**Текст:**
══════════
— Расскажите для начала, почему название «В погоне за светом» имеет для вас столь большое значение.
— Книга называется так по той простой причине, что съёмка последнего кадра может стать вопросом жизни и смерти. И я действительно гнался за светом: когда солнце садится, света для съёмок становится недостаточно. Приходится использовать искусственный, который меня не устраивает. Так что я всегда гнался за этими последними лучами... Скажем, часы показывают четыре, пять или шесть — свет пока есть, и я хочу снять ещё три кадра, чтобы закончить сцену. Если не получится, то придётся её быстро переосмысливать. На меня это давит больше всего.
Мои фильмы всегда имели ограниченный бюджет. Поэтому у меня было не очень много съёмочных дней, приходилось действовать быстро. Полная противоположность Стэнли Кубрику, можно сказать...
— В этой книге вы нарисовали удивительно романтичную картину первой встречи ваших родителей на фоне Второй мировой войны. А потом в определённый момент вы дошли практически до суицида. Можно ли сказать, что вы искали смерти? После того как ваш первый роман отказались печатать, вы записались добровольцем в армию…
— Я подробно об этом рассказываю. Мне тогда было очень плохо. На протяжении 15 лет жизнь в Нью-Йорке и во Франции проходила для меня просто волшебно. Моя мать была француженкой, мой отец был военным — полковником во время Второй мировой. Они поженились. Прекрасный порыв... Но они не подходили друг другу. Я стал плодом противоречивых отношений двух людей, и это преследовало меня всю жизнь. Написав эту книгу, я лучше понял сам себя.
Я разрывался между ними, ребёнком пережил их развод и старался описать, как себя ощущает такой ребёнок. Он иначе смотрит на мир. В его восприятии мир — это ложь. То, что люди говорят о себе, зачастую является ложью (что мы видим и на примере правительств).
В итоге я стал молодым человеком, у которого было немало проблем. Надо сказать, что в те годы молодёжи свободы не давали: считалось, что мы недостаточно взрослые. Вообще, особого внимания юношеским проблемам не уделялось, а они остаются актуальными и по сей день. Америка сейчас бьёт рекорды по суицидам среди молодёжи 19—20 лет. Эта проблема становится всё серьёзнее и во многих других странах — из-за недостатка духовности.
Вот почему во мне проявился такой фатализм. Я сказал, что хочу отправиться на войну и увидеть всё как есть на самом низовом уровне, что не хочу никаких поблажек. И если богам (моей судьбе) угодно меня забрать, то пусть заберут. Я настроился на это испытание — и я его прошёл.
На службе я ни на что не жаловался. Дважды был ранен, много времени провёл в бою. Я сам обрёк себя на всё это, так что не жаловался. Я посчитал, что мне повезло остаться в живых. Если вы смотрели фильм «Взвод», то, наверное, помните концовку. На той войне я понял, в чём смысл моей жизни. Я решил, что буду просвещать людей, учить их добру, передавать им опыт, делиться накопленными знаниями обо всём хорошем, что есть в жизни. Над этим я и работаю — как могу. И очень горжусь тем, что задокументировал войну.
══════════
**Задание:** Допишите интервью о книге «В погоне за светом», приведённое выше, начиная сразу после его последней фразы.
══════════
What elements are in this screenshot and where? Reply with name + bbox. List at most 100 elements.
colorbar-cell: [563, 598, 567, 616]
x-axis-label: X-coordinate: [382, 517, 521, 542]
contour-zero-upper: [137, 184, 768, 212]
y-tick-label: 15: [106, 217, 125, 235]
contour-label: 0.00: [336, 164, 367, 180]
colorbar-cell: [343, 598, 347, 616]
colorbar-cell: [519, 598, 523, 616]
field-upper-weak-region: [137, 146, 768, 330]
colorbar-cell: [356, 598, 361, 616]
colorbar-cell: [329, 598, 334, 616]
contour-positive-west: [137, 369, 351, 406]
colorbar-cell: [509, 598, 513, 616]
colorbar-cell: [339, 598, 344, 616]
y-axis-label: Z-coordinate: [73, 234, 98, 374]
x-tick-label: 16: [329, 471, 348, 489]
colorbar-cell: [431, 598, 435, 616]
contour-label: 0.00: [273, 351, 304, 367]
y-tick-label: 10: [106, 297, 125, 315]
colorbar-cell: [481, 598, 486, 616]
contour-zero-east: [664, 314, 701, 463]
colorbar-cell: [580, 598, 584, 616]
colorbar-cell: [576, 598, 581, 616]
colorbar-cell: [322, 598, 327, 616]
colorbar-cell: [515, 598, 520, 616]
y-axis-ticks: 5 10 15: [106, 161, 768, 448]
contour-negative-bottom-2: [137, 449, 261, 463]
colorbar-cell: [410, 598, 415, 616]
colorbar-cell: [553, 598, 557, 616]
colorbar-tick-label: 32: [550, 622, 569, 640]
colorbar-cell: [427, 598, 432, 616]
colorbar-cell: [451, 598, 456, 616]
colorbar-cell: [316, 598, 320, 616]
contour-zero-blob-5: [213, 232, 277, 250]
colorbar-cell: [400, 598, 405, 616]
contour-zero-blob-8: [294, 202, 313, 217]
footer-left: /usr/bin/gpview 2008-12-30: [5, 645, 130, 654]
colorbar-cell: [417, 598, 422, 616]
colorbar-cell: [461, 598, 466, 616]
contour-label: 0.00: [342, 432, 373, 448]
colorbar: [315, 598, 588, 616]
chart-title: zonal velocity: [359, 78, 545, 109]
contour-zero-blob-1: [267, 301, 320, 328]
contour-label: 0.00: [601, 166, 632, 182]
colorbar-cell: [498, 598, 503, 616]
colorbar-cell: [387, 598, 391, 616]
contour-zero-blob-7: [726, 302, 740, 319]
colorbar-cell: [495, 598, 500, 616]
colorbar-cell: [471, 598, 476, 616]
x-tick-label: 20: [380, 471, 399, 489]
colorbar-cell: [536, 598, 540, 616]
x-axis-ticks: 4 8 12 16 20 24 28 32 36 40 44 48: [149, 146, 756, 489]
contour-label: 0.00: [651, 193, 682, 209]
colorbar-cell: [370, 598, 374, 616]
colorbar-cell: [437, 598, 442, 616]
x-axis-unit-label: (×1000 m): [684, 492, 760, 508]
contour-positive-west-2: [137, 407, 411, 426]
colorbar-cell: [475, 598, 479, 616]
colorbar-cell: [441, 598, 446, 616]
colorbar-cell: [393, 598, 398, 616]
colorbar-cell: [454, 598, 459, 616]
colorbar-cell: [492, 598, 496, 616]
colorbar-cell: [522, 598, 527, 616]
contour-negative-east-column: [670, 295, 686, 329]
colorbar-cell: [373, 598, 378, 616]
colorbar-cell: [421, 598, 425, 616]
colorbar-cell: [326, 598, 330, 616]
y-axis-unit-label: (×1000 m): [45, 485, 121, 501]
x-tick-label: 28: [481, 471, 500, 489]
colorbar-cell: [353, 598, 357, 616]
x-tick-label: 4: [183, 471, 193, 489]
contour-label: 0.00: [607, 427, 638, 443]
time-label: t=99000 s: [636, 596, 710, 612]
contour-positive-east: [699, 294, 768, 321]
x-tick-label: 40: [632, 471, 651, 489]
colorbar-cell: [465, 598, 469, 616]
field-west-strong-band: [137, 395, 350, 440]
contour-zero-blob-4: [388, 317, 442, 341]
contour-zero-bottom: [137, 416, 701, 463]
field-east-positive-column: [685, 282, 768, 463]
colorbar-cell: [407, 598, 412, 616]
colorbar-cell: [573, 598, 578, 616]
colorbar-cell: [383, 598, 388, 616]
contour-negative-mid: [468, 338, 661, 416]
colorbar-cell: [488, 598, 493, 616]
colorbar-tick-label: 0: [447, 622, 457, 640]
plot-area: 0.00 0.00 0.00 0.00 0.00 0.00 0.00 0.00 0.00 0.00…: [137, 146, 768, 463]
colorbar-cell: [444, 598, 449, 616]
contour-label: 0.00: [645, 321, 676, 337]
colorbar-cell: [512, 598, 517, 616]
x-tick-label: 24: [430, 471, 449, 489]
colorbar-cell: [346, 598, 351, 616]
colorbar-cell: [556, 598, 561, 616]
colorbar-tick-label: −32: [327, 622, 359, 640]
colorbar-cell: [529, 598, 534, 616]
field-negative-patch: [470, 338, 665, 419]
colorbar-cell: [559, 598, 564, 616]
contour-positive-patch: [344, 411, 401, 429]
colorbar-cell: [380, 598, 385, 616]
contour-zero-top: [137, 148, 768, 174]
══════════
**Ответ:**
— Давайте поговорим о «Полуночном экспрессе». В нашей программе активно обсуждается тюремно-промышленный комплекс. Мы часто отмечаем, что в расчёте на душу населения в США за решёткой содержится больше людей, чем при Сталине и Мао Цзэдуне. Почему «Экспресс» — не только о турецких событиях? А то вдруг господин Эрдоган посмотрит наш выпуск...
— Я ещё тогда пытался донести эту мысль, но безуспешно. Сценарий к «Полуночному экспрессу» я написал в 1978-м — спустя много лет после возвращения из Вьетнама.
Это было в конце 1968-го. Мне самому довелось побывать за решёткой: меня взяли под стражу в Сан-Диего — за контрабанду. Это произошло, как только я прибыл из Вьетнама. У меня при себе была марихуана, которую я оттуда привёз... Меня поместили под стражу, предъявили обвинение по федеральной статье, а это очень серьёзно.
Со мной за решёткой было 5 тыс. молодых людей. Чернокожие, латиноамериканцы и немного белых — люди, связанные с наркотиками. В те времена с такими людьми обходились сурово. Это было самое начало войны с наркотиками. Никсона только избрали, и он как раз собирался объявить такую войну. Мы оказались в первой волне. Я лично наблюдал эту несправедливость. Большинство тех ребят жили в очень тяжёлых условиях, они не хотели отправляться во Вьетнам, избегали этого как могли. Но многих призвали. Они пытались подзаработать на стороне, и это был один из таких способов... Мне, конечно, повезло, потому что из заключения меня вызволил отец — он внёс залог.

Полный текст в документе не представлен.